§ **DATA RECORDS**
☆ ☆ ☆ ☆ ☆
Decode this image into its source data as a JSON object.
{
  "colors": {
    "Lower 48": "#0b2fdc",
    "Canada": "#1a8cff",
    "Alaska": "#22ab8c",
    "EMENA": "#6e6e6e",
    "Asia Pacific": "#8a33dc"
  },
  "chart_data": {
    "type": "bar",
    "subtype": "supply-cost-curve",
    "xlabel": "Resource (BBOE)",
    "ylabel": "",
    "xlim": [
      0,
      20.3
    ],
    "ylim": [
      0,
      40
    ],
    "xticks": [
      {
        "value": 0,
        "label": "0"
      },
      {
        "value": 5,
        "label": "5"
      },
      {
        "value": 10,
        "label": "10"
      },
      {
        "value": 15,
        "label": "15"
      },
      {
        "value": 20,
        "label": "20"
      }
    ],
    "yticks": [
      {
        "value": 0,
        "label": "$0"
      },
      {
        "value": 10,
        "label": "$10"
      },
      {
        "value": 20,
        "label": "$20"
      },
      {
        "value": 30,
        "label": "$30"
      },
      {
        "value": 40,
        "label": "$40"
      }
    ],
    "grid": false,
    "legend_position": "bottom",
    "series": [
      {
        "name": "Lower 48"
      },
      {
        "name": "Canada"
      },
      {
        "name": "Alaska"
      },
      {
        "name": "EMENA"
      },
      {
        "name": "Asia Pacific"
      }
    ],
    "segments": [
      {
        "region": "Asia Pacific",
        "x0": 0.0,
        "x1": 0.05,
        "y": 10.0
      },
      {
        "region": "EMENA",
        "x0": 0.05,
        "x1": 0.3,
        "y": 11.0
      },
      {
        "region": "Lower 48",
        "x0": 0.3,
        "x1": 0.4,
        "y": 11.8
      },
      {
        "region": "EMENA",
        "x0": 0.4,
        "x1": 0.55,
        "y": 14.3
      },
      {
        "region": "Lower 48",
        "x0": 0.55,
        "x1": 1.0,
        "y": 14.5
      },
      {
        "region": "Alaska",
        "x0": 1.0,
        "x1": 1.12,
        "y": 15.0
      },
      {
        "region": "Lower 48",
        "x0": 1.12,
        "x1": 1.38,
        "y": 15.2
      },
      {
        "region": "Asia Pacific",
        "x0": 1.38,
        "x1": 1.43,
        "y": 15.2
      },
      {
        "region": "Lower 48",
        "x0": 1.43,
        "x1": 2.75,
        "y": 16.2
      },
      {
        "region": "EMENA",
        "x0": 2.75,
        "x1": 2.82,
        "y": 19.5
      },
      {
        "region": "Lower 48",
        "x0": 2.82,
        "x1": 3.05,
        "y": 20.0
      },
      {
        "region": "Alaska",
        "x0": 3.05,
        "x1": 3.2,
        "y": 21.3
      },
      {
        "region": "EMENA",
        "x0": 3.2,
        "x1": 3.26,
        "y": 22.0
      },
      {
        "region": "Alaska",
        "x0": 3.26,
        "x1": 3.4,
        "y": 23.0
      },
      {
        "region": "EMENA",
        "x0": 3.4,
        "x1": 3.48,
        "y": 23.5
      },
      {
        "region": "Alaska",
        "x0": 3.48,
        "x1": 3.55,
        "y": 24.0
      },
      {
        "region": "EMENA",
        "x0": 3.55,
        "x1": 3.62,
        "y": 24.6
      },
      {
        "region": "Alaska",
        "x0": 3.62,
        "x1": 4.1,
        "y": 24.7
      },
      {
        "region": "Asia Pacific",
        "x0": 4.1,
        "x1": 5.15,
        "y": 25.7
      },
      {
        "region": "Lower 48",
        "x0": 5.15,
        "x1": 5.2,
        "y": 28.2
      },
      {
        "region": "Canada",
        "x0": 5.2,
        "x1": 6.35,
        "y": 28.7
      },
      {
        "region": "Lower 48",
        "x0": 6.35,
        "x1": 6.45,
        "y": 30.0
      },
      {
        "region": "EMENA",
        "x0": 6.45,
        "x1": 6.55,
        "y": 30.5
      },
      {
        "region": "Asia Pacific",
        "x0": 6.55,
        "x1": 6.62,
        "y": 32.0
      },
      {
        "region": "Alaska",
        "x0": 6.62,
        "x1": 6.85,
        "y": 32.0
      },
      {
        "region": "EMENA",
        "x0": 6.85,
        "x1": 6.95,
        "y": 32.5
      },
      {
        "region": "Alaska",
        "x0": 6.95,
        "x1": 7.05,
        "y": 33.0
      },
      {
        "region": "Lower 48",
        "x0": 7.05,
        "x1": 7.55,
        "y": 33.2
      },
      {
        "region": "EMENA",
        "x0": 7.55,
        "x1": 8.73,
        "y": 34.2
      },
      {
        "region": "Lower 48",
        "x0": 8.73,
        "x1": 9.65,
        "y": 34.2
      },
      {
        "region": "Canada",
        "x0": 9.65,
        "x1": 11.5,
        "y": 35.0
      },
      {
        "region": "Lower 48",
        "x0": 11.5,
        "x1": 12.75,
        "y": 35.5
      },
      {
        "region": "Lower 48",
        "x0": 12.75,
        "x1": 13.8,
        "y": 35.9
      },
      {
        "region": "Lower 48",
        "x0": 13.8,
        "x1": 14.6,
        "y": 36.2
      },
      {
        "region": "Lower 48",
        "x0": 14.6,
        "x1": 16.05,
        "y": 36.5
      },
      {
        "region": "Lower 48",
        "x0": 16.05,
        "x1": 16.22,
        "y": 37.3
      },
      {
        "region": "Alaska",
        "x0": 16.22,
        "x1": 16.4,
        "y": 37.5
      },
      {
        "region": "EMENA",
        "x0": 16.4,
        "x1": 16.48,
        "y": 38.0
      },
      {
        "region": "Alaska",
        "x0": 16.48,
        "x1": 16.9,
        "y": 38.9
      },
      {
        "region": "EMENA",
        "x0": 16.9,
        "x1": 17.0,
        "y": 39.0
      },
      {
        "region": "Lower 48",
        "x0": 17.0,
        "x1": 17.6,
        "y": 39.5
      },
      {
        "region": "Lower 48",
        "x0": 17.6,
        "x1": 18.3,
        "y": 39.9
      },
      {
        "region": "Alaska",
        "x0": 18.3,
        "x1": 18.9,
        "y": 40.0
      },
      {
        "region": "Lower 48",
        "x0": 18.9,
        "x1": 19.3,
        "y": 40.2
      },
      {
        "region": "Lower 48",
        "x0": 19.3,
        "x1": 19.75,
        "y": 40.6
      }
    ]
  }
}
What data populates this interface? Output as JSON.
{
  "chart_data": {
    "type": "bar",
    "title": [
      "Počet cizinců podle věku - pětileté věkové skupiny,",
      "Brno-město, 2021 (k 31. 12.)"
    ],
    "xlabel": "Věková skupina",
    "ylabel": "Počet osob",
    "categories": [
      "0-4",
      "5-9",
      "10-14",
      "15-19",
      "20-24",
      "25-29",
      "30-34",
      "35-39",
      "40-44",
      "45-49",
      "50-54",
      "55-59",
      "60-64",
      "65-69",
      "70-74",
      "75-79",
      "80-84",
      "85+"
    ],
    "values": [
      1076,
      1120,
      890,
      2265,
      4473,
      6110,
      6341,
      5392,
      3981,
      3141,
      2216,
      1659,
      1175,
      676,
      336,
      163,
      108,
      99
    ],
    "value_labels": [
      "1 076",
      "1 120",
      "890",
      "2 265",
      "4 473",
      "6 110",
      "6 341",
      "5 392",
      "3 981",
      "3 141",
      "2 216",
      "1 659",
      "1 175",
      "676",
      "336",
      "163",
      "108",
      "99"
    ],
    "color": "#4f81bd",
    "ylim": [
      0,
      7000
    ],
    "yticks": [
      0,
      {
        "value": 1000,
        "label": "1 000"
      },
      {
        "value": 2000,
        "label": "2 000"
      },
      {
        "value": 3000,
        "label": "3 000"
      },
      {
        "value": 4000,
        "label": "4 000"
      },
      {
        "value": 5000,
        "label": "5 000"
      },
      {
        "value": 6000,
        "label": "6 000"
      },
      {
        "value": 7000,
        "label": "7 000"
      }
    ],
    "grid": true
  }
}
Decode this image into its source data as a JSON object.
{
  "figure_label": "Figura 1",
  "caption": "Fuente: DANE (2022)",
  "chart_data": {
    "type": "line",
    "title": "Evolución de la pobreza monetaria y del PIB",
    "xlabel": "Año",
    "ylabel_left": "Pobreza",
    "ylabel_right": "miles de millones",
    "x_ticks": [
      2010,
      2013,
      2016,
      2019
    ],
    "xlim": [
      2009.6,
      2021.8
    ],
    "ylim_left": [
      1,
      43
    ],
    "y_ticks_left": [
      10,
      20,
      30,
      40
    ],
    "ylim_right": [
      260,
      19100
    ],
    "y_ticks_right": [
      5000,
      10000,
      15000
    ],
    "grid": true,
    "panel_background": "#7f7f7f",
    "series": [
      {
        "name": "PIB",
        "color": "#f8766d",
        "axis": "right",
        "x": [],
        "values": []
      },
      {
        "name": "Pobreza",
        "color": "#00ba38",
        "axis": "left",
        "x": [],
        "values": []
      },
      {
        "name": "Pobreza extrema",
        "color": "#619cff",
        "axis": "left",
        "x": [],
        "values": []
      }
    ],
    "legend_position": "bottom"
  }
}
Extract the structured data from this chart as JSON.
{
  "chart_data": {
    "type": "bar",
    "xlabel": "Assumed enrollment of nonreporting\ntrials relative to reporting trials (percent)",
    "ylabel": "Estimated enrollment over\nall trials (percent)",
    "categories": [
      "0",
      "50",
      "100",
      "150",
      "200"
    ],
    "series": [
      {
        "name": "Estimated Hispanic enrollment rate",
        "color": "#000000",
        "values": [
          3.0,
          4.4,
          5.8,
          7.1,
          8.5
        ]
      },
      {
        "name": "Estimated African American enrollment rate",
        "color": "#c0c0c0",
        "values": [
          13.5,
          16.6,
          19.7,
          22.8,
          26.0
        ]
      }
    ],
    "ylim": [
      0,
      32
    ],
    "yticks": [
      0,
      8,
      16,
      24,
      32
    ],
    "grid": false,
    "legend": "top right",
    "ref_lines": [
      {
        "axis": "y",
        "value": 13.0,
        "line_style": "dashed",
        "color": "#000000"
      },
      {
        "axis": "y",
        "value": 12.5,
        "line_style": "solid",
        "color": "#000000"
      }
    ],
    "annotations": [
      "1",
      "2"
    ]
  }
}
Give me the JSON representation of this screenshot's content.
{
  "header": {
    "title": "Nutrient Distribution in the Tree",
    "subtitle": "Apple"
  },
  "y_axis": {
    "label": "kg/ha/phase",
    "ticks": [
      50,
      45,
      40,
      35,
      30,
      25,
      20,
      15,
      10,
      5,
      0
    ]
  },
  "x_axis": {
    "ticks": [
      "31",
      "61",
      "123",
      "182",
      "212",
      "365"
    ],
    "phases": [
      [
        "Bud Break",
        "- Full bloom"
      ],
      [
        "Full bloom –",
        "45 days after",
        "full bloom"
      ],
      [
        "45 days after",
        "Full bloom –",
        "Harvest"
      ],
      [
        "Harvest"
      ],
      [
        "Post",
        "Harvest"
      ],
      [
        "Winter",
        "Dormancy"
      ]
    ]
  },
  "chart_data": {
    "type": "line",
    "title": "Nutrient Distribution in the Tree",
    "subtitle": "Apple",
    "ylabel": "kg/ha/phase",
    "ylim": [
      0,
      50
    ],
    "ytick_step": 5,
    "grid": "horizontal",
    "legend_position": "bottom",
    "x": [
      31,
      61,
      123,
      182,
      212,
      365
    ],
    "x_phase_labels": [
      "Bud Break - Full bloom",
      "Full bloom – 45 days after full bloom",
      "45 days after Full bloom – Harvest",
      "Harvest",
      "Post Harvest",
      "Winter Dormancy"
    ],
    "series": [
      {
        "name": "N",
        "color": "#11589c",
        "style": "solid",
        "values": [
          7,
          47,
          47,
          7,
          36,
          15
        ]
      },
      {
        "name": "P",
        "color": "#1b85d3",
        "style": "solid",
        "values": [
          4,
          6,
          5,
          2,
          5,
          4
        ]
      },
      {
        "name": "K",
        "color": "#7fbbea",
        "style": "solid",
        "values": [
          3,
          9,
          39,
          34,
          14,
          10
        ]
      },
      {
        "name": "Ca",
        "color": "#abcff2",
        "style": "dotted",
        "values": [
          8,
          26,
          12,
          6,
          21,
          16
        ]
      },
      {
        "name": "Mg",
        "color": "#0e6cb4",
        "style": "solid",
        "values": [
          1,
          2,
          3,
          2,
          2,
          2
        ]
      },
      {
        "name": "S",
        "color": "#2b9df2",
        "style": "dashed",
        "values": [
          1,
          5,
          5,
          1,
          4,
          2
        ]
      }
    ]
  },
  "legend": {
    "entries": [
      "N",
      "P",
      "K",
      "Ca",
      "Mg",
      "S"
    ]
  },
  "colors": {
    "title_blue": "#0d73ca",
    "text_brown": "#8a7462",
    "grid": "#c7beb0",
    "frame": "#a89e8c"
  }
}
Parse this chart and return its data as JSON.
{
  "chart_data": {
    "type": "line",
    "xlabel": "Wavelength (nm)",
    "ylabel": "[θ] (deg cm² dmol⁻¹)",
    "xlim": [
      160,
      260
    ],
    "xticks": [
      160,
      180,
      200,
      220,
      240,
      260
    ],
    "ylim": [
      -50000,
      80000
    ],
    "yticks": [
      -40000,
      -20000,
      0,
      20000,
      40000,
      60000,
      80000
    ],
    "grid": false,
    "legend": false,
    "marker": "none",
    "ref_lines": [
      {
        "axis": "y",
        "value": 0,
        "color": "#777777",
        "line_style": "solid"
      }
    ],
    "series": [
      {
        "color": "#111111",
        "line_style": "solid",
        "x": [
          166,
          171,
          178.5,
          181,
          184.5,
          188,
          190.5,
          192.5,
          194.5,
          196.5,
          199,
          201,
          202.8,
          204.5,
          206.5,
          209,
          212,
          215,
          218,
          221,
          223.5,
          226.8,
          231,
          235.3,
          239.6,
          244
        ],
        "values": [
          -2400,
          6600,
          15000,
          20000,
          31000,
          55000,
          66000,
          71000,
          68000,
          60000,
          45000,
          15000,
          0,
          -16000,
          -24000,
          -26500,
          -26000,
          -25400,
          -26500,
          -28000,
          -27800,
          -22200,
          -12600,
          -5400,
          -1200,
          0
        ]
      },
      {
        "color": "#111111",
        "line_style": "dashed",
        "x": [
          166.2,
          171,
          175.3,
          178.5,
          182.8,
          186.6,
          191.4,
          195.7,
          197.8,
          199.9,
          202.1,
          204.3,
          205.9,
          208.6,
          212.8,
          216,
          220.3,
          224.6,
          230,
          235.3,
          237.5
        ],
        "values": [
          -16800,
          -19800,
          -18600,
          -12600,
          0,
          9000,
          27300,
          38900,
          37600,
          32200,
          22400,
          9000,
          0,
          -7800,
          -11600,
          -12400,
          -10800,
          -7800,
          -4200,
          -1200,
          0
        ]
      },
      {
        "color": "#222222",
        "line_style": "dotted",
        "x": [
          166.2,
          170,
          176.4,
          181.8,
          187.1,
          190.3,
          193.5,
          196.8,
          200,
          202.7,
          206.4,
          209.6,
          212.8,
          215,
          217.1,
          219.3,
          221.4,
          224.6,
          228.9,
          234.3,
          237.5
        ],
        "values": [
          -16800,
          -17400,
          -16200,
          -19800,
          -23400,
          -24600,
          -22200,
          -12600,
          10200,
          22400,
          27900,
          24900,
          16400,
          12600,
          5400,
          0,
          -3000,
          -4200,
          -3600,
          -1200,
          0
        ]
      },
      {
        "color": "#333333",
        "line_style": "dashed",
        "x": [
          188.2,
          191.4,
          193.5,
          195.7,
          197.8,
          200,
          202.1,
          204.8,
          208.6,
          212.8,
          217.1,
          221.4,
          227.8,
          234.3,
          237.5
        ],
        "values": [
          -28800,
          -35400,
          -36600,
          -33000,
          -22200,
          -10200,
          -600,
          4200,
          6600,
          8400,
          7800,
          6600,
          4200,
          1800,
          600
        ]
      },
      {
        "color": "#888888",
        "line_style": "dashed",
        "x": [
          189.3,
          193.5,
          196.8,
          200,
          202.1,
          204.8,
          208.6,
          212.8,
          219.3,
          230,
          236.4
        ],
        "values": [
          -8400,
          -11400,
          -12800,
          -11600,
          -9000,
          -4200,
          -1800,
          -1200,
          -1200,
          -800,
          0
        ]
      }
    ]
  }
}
☆ ☆ ☆ ☆ ☆
Count how many lines of the material hold the string "xlabel". Give the number and nothing more.

5